──────── WORKING DATA ────────

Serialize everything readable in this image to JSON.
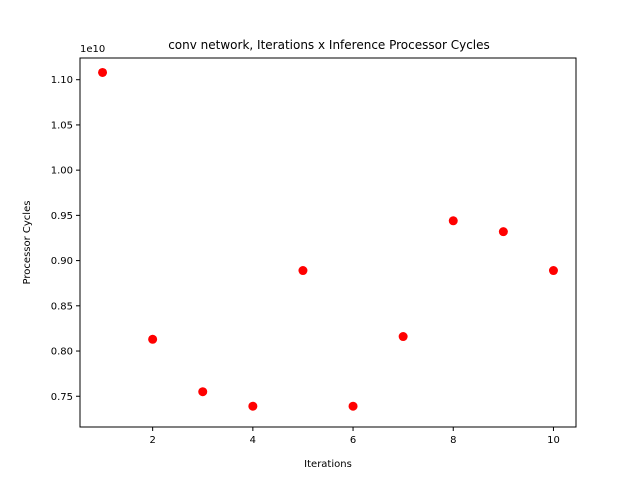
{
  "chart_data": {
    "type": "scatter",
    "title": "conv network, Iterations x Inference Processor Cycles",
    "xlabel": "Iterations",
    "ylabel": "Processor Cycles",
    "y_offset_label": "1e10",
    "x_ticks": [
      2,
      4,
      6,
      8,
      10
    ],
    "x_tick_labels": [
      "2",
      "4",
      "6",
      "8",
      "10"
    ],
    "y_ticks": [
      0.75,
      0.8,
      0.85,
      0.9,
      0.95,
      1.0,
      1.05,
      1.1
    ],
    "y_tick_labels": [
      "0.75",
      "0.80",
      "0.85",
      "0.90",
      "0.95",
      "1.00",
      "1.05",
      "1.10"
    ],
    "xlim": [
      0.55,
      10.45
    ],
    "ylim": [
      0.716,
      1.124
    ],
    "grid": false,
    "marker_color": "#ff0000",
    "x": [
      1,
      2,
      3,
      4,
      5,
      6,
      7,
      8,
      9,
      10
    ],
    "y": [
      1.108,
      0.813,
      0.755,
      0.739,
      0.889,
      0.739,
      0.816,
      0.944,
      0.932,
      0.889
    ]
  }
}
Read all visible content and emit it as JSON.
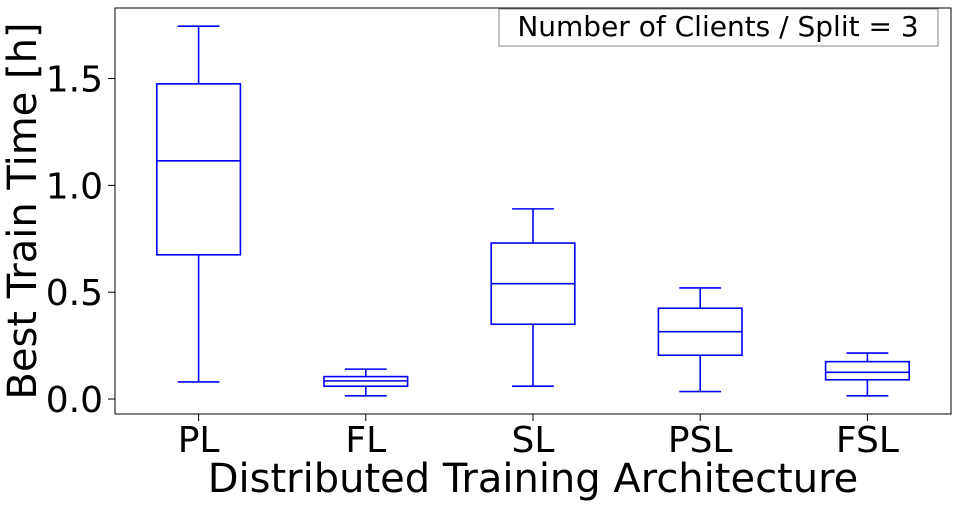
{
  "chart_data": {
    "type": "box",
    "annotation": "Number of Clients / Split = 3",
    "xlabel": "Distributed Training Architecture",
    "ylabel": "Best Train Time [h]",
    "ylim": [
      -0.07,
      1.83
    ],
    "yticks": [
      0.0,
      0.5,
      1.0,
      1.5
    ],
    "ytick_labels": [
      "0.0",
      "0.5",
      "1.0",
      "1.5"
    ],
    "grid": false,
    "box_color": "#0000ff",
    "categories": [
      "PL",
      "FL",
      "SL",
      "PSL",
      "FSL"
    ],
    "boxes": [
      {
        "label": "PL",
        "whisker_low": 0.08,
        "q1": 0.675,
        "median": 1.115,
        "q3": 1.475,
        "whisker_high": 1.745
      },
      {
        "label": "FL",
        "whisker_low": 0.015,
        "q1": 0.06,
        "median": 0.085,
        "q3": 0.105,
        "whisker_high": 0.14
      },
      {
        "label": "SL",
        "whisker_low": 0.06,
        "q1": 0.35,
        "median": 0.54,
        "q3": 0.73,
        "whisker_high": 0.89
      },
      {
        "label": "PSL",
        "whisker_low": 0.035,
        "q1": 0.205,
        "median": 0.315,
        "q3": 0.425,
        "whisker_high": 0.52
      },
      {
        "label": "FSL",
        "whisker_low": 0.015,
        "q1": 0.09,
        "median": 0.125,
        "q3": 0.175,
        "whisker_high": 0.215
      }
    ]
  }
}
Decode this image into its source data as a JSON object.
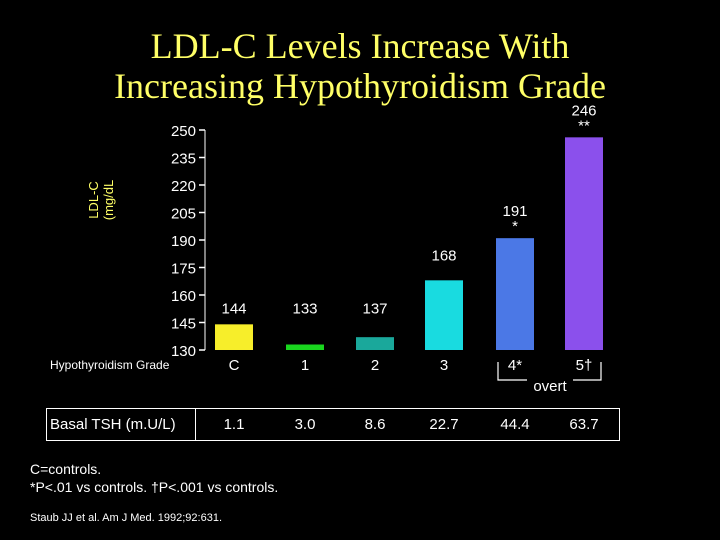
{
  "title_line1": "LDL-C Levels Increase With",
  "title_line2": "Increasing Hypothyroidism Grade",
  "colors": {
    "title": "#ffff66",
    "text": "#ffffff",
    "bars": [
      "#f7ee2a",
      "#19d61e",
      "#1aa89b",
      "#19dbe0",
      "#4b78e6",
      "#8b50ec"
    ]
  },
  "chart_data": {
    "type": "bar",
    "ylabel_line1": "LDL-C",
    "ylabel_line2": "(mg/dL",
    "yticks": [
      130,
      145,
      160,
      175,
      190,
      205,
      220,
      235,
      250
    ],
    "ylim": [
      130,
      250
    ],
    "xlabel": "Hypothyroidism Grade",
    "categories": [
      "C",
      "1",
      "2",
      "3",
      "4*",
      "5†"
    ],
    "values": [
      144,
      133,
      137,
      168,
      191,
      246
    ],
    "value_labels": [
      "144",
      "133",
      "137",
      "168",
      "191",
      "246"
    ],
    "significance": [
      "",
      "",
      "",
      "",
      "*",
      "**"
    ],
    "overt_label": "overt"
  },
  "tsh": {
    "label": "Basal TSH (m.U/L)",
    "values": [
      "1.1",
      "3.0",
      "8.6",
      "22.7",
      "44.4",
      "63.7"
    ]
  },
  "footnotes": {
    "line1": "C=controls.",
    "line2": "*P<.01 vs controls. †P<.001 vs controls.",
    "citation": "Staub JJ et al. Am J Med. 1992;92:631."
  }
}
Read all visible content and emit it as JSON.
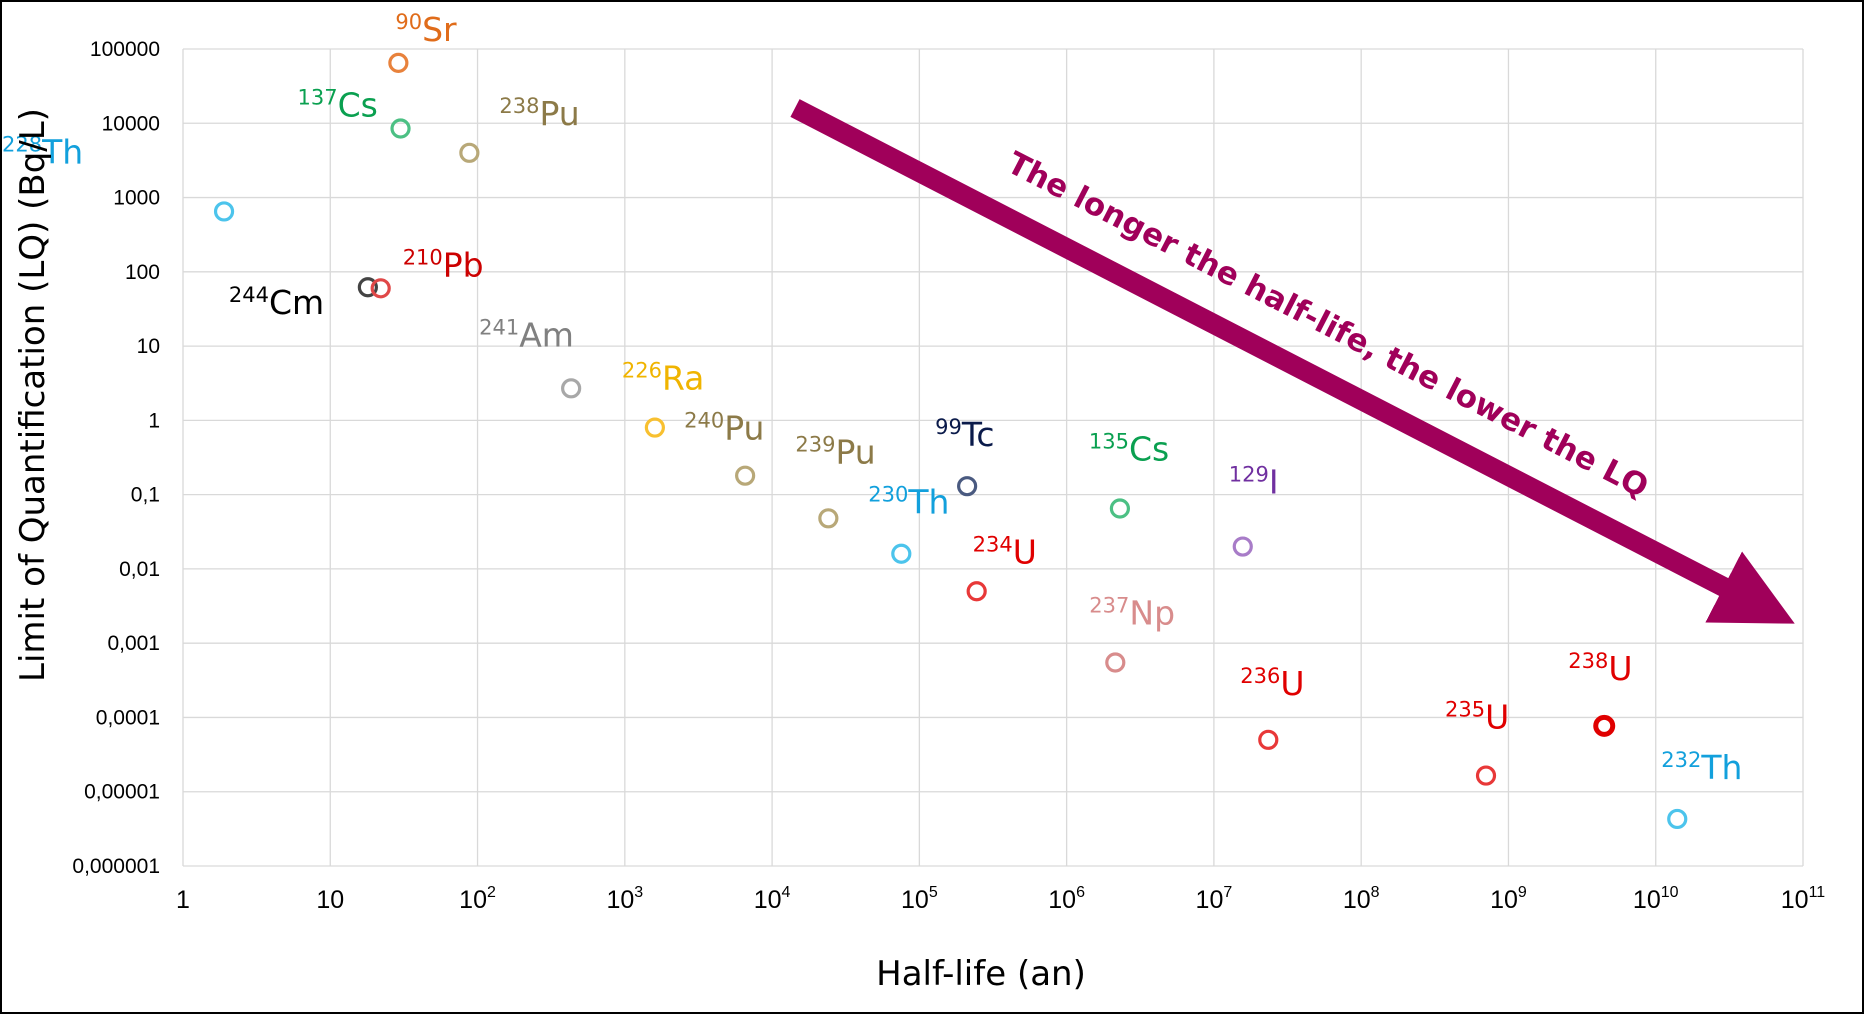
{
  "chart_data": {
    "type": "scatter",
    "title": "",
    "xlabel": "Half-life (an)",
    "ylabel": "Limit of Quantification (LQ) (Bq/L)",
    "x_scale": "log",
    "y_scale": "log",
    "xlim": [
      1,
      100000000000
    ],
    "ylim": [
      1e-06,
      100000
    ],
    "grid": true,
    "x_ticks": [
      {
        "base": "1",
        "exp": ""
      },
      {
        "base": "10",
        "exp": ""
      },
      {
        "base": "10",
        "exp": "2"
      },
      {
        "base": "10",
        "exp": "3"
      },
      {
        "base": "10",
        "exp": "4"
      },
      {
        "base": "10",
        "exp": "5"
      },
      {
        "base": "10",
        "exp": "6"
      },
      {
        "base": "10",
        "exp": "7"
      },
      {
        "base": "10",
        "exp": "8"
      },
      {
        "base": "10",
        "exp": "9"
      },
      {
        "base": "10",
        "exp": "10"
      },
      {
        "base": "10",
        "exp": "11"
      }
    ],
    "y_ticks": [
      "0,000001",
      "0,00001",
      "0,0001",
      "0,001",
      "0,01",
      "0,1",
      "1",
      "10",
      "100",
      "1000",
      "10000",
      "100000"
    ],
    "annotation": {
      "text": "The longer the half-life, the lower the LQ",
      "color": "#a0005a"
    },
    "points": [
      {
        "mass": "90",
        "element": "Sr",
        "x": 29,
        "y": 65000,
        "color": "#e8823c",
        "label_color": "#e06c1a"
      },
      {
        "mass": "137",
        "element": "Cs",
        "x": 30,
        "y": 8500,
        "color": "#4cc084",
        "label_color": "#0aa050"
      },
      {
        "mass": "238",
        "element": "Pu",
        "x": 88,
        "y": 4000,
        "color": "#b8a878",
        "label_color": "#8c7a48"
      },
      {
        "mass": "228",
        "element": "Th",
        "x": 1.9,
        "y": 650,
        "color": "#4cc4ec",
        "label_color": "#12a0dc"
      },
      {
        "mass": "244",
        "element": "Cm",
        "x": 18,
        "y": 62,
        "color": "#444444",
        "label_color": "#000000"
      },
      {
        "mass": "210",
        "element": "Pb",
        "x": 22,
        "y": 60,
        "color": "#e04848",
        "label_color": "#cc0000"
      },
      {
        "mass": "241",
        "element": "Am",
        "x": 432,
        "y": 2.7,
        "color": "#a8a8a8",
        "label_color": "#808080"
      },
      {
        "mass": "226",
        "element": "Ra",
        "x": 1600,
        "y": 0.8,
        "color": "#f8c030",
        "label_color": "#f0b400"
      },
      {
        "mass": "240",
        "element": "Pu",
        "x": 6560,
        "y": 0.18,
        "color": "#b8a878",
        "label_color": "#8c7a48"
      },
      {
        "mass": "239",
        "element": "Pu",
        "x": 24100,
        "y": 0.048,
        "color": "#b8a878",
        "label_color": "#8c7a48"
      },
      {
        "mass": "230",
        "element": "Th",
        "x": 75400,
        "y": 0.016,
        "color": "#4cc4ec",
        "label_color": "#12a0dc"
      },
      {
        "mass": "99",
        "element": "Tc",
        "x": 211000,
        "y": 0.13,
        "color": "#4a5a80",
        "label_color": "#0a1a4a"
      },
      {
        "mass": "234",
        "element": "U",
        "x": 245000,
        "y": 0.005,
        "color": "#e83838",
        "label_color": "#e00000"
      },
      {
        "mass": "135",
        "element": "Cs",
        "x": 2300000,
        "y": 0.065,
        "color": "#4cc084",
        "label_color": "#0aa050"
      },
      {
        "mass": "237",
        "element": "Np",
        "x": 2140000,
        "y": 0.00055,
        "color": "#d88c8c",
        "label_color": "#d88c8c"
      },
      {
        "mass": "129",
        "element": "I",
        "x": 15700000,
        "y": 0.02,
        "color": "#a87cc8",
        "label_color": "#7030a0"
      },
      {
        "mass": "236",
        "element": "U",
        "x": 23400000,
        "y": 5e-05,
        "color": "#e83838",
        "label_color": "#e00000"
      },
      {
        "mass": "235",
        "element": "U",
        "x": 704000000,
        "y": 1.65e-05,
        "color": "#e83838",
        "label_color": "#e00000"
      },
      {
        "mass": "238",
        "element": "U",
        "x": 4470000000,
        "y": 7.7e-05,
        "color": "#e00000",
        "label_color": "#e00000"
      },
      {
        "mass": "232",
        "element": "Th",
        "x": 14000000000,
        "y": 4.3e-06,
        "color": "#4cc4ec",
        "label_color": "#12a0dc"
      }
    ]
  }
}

────────
──────── WORKING DATA ────────

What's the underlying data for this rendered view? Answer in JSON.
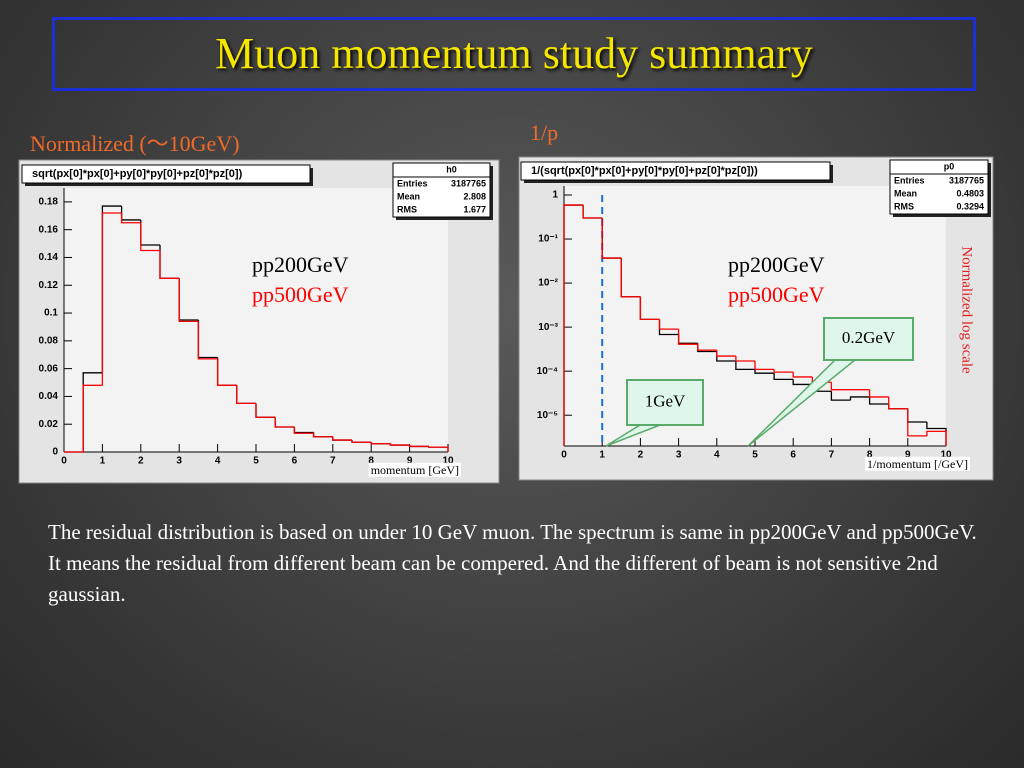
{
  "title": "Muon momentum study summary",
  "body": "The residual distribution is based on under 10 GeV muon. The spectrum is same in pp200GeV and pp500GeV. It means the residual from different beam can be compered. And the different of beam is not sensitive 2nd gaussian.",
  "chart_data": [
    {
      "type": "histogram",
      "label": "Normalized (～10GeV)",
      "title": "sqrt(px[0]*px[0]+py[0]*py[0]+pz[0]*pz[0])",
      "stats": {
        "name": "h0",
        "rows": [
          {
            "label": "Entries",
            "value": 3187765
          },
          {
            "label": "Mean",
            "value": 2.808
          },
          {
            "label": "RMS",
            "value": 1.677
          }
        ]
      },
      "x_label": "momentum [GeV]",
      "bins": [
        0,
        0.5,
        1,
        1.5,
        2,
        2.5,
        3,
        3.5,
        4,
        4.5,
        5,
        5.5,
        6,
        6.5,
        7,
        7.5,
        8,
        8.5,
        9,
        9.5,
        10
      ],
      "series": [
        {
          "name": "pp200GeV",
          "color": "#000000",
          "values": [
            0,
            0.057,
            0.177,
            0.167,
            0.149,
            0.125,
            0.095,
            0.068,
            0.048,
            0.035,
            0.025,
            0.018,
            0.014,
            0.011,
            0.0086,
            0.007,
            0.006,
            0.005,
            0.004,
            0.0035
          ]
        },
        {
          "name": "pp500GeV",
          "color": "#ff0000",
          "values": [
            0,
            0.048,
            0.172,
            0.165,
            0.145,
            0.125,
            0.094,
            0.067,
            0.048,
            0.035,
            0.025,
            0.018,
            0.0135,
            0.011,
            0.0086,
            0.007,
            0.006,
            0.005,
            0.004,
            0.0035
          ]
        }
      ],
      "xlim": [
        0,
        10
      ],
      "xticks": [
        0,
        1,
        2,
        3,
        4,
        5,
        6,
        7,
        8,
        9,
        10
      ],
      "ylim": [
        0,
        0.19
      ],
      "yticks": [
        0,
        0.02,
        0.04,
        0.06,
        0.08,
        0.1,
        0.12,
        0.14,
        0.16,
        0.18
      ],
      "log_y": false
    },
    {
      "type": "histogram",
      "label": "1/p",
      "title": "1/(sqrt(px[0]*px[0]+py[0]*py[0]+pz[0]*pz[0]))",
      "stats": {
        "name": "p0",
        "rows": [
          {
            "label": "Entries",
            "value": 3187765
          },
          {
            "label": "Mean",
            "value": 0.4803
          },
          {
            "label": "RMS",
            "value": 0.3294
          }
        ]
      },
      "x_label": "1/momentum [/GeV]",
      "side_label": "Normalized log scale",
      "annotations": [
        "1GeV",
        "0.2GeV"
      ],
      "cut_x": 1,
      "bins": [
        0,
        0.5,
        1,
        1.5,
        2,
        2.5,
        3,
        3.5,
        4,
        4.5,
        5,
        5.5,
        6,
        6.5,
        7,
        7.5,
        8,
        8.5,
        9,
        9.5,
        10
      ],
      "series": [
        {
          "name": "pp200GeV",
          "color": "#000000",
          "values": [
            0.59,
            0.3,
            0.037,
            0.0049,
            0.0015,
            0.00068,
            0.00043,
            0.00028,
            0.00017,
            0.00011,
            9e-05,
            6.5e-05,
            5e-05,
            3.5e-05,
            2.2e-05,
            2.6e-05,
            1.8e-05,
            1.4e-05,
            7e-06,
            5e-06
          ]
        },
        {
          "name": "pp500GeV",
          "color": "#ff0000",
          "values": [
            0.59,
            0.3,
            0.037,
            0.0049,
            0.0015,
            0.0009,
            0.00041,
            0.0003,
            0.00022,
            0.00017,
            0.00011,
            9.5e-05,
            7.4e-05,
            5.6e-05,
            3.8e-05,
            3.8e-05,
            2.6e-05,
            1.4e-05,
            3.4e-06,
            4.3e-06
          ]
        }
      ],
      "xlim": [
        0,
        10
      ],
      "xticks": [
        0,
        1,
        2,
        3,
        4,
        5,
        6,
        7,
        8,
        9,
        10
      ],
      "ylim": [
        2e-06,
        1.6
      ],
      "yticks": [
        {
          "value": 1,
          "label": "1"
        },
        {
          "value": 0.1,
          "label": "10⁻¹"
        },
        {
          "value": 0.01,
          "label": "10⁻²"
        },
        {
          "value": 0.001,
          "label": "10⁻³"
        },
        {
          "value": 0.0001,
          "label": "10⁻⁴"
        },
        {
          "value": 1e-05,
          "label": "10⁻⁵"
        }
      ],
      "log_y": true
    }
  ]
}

────────

GIVEN EXERCISE: Count the lines in the records above that contain the word "text", and give only that number.

THE REPLY: 2